◆ **Extracted data entries**
------------------------

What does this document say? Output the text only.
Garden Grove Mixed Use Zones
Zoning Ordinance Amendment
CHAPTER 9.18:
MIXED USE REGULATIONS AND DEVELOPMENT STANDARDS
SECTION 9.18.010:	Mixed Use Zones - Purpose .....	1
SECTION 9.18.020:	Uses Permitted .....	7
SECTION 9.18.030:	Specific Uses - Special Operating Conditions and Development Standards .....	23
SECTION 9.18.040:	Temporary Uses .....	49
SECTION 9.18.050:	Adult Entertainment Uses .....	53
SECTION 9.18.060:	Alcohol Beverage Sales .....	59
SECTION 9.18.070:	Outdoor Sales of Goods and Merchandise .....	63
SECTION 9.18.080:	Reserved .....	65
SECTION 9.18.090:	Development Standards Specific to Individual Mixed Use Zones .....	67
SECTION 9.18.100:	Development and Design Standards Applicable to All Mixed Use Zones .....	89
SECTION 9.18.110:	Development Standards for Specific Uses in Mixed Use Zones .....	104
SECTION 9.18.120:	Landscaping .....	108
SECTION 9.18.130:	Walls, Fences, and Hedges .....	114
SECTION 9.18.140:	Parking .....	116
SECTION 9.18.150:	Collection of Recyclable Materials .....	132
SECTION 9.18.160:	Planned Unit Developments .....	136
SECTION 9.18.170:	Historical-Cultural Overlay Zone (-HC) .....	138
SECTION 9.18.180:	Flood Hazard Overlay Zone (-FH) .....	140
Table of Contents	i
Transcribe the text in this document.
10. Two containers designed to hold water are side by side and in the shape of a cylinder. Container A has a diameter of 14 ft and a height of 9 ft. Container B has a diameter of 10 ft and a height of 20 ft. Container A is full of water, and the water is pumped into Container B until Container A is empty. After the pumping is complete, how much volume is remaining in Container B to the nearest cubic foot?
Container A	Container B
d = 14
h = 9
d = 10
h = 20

------------------------

◆ **Exercise prompt**
From the data above, copy each line where the string "Uses" appears.

◆ **Solution to this task**
SECTION 9.18.020:	Uses Permitted .....	7
SECTION 9.18.030:	Specific Uses - Special Operating Conditions and Development Standards .....	23
SECTION 9.18.040:	Temporary Uses .....	49
SECTION 9.18.050:	Adult Entertainment Uses .....	53
SECTION 9.18.110:	Development Standards for Specific Uses in Mixed Use Zones .....	104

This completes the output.